--- What you will do ---
Give only a count of the lines that include the string "Gaza".

--- Raw records ---
--------------------

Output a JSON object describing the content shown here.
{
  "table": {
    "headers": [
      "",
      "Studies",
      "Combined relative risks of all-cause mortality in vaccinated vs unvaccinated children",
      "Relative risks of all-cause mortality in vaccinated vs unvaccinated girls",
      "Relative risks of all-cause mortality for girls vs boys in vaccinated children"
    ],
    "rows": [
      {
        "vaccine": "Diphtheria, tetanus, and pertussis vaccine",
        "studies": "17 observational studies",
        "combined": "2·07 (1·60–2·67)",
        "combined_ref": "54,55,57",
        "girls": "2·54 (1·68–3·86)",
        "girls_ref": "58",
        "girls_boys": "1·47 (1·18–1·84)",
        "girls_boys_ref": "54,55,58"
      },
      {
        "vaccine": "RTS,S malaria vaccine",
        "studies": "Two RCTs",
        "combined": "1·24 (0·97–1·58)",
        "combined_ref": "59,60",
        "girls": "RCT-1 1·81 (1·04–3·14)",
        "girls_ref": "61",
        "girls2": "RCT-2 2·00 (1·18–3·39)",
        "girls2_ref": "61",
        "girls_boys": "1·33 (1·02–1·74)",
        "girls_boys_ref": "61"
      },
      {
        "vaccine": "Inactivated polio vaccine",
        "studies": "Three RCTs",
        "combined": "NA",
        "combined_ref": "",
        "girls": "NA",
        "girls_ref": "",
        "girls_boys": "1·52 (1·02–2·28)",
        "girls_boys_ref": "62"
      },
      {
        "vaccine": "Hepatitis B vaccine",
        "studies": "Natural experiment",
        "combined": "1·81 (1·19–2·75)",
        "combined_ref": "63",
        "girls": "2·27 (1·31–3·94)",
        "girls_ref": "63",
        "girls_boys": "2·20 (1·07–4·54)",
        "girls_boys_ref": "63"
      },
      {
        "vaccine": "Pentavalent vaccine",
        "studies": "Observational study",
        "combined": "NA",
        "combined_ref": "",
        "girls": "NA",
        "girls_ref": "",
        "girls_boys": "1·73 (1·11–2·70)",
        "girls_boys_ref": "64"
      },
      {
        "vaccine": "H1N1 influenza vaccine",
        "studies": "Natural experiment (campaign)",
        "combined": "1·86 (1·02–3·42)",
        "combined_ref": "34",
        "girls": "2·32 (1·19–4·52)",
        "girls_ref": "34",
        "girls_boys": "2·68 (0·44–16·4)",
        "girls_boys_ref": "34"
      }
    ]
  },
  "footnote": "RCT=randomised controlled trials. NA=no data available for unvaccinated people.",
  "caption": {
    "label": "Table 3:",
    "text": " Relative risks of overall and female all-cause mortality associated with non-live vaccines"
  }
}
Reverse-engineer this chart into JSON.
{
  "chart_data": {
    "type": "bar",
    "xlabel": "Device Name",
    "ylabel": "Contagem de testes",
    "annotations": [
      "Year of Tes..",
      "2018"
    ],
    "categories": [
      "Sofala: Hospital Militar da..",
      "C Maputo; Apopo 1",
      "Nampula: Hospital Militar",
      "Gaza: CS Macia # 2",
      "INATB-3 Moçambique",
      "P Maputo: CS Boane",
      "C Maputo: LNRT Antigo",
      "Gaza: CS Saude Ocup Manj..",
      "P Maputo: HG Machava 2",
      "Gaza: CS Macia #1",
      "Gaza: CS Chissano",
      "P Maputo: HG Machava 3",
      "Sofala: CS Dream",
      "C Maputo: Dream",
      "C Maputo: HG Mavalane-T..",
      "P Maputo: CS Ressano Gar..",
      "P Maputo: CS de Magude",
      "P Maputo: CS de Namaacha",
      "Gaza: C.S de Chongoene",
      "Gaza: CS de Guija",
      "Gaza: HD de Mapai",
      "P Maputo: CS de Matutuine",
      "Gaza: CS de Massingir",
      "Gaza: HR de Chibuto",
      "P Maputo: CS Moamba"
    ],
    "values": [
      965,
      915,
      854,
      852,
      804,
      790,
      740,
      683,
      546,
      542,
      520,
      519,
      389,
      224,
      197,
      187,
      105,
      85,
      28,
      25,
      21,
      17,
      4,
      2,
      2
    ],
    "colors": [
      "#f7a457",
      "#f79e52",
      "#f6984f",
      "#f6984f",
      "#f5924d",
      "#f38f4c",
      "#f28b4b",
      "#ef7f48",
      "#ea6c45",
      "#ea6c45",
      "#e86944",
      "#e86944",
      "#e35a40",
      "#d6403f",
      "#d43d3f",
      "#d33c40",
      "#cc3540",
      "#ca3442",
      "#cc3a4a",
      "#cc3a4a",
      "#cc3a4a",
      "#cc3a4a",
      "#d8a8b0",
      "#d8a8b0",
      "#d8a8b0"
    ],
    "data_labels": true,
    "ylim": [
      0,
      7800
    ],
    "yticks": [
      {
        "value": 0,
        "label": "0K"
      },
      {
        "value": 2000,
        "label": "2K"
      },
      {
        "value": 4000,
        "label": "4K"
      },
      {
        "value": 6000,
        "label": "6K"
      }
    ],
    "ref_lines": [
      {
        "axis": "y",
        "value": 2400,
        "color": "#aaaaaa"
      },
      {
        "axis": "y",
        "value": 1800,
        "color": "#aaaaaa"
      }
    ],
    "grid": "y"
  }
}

--------------------

--- Full response ---
9